__The problem__. Copy out each line below exactly as it appears.

__Data supplied__.
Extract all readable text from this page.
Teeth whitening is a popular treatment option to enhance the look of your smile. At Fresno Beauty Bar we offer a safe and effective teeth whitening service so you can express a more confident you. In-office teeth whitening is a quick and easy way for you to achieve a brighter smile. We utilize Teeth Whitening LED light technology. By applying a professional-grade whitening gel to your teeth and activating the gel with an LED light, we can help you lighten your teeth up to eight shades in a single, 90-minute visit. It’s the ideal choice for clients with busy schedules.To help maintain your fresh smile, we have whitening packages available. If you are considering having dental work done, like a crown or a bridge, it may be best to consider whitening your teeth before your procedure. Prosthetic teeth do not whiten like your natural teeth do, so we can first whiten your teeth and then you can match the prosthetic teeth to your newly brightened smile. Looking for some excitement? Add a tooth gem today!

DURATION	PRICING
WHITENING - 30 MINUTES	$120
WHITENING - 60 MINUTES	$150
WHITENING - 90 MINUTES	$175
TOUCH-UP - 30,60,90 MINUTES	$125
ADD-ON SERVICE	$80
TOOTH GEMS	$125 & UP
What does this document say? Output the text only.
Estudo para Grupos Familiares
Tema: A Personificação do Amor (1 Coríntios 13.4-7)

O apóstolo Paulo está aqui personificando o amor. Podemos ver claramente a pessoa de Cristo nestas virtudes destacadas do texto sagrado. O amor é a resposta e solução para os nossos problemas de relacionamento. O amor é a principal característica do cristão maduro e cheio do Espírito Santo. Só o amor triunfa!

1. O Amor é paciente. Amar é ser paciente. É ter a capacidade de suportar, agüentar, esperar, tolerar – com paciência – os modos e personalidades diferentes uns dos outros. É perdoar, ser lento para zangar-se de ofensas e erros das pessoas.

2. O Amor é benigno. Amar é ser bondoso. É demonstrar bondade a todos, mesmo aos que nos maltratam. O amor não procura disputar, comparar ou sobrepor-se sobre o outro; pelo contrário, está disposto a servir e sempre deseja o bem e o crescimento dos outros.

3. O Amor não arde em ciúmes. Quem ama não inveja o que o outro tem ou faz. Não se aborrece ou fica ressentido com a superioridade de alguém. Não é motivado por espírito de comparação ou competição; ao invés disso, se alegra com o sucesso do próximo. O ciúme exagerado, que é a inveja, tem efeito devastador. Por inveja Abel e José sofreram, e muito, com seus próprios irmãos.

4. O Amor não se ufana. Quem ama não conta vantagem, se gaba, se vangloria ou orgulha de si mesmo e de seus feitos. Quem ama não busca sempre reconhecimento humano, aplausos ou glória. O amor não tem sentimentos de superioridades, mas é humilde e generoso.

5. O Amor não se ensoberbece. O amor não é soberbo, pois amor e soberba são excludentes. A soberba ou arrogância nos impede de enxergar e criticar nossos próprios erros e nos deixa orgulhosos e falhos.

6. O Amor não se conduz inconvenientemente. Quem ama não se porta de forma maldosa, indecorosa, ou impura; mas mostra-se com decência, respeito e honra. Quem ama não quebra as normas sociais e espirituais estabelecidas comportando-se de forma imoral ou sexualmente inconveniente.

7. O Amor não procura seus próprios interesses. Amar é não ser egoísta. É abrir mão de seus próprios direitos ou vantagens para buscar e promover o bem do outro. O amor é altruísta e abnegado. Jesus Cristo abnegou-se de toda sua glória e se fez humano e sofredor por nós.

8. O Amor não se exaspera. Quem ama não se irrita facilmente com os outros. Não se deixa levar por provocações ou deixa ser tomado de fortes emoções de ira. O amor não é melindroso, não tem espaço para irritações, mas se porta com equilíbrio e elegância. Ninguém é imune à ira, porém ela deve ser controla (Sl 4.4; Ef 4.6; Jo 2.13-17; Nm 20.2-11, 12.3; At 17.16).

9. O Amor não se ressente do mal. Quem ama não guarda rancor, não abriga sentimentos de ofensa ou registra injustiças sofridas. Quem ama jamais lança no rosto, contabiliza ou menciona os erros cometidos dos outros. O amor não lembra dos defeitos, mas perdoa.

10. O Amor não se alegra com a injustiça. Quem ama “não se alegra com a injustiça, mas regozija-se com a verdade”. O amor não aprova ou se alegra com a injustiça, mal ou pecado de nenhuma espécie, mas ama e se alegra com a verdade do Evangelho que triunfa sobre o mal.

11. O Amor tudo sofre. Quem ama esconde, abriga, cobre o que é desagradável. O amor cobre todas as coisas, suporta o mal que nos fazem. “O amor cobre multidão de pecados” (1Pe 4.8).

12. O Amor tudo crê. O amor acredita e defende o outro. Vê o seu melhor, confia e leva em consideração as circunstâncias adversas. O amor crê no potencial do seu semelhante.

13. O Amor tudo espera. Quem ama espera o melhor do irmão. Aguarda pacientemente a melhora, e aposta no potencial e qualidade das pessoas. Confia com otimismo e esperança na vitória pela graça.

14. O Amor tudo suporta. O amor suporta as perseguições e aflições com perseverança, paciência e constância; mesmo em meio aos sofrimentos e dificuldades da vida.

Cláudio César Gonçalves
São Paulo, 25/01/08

__Final result__.
Extract all readable text from this page.
Teeth whitening is a popular treatment option to enhance the look of your smile. At Fresno Beauty Bar we offer a safe and effective teeth whitening service so you can express a more confident you. In-office teeth whitening is a quick and easy way for you to achieve a brighter smile. We utilize Teeth Whitening LED light technology. By applying a professional-grade whitening gel to your teeth and activating the gel with an LED light, we can help you lighten your teeth up to eight shades in a single, 90-minute visit. It’s the ideal choice for clients with busy schedules.To help maintain your fresh smile, we have whitening packages available. If you are considering having dental work done, like a crown or a bridge, it may be best to consider whitening your teeth before your procedure. Prosthetic teeth do not whiten like your natural teeth do, so we can first whiten your teeth and then you can match the prosthetic teeth to your newly brightened smile. Looking for some excitement? Add a tooth gem today!

DURATION	PRICING
WHITENING - 30 MINUTES	$120
WHITENING - 60 MINUTES	$150
WHITENING - 90 MINUTES	$175
TOUCH-UP - 30,60,90 MINUTES	$125
ADD-ON SERVICE	$80
TOOTH GEMS	$125 & UP
What does this document say? Output the text only.
Estudo para Grupos Familiares
Tema: A Personificação do Amor (1 Coríntios 13.4-7)

O apóstolo Paulo está aqui personificando o amor. Podemos ver claramente a pessoa de Cristo nestas virtudes destacadas do texto sagrado. O amor é a resposta e solução para os nossos problemas de relacionamento. O amor é a principal característica do cristão maduro e cheio do Espírito Santo. Só o amor triunfa!

1. O Amor é paciente. Amar é ser paciente. É ter a capacidade de suportar, agüentar, esperar, tolerar – com paciência – os modos e personalidades diferentes uns dos outros. É perdoar, ser lento para zangar-se de ofensas e erros das pessoas.

2. O Amor é benigno. Amar é ser bondoso. É demonstrar bondade a todos, mesmo aos que nos maltratam. O amor não procura disputar, comparar ou sobrepor-se sobre o outro; pelo contrário, está disposto a servir e sempre deseja o bem e o crescimento dos outros.

3. O Amor não arde em ciúmes. Quem ama não inveja o que o outro tem ou faz. Não se aborrece ou fica ressentido com a superioridade de alguém. Não é motivado por espírito de comparação ou competição; ao invés disso, se alegra com o sucesso do próximo. O ciúme exagerado, que é a inveja, tem efeito devastador. Por inveja Abel e José sofreram, e muito, com seus próprios irmãos.

4. O Amor não se ufana. Quem ama não conta vantagem, se gaba, se vangloria ou orgulha de si mesmo e de seus feitos. Quem ama não busca sempre reconhecimento humano, aplausos ou glória. O amor não tem sentimentos de superioridades, mas é humilde e generoso.

5. O Amor não se ensoberbece. O amor não é soberbo, pois amor e soberba são excludentes. A soberba ou arrogância nos impede de enxergar e criticar nossos próprios erros e nos deixa orgulhosos e falhos.

6. O Amor não se conduz inconvenientemente. Quem ama não se porta de forma maldosa, indecorosa, ou impura; mas mostra-se com decência, respeito e honra. Quem ama não quebra as normas sociais e espirituais estabelecidas comportando-se de forma imoral ou sexualmente inconveniente.

7. O Amor não procura seus próprios interesses. Amar é não ser egoísta. É abrir mão de seus próprios direitos ou vantagens para buscar e promover o bem do outro. O amor é altruísta e abnegado. Jesus Cristo abnegou-se de toda sua glória e se fez humano e sofredor por nós.

8. O Amor não se exaspera. Quem ama não se irrita facilmente com os outros. Não se deixa levar por provocações ou deixa ser tomado de fortes emoções de ira. O amor não é melindroso, não tem espaço para irritações, mas se porta com equilíbrio e elegância. Ninguém é imune à ira, porém ela deve ser controla (Sl 4.4; Ef 4.6; Jo 2.13-17; Nm 20.2-11, 12.3; At 17.16).

9. O Amor não se ressente do mal. Quem ama não guarda rancor, não abriga sentimentos de ofensa ou registra injustiças sofridas. Quem ama jamais lança no rosto, contabiliza ou menciona os erros cometidos dos outros. O amor não lembra dos defeitos, mas perdoa.

10. O Amor não se alegra com a injustiça. Quem ama “não se alegra com a injustiça, mas regozija-se com a verdade”. O amor não aprova ou se alegra com a injustiça, mal ou pecado de nenhuma espécie, mas ama e se alegra com a verdade do Evangelho que triunfa sobre o mal.

11. O Amor tudo sofre. Quem ama esconde, abriga, cobre o que é desagradável. O amor cobre todas as coisas, suporta o mal que nos fazem. “O amor cobre multidão de pecados” (1Pe 4.8).

12. O Amor tudo crê. O amor acredita e defende o outro. Vê o seu melhor, confia e leva em consideração as circunstâncias adversas. O amor crê no potencial do seu semelhante.

13. O Amor tudo espera. Quem ama espera o melhor do irmão. Aguarda pacientemente a melhora, e aposta no potencial e qualidade das pessoas. Confia com otimismo e esperança na vitória pela graça.

14. O Amor tudo suporta. O amor suporta as perseguições e aflições com perseverança, paciência e constância; mesmo em meio aos sofrimentos e dificuldades da vida.

Cláudio César Gonçalves
São Paulo, 25/01/08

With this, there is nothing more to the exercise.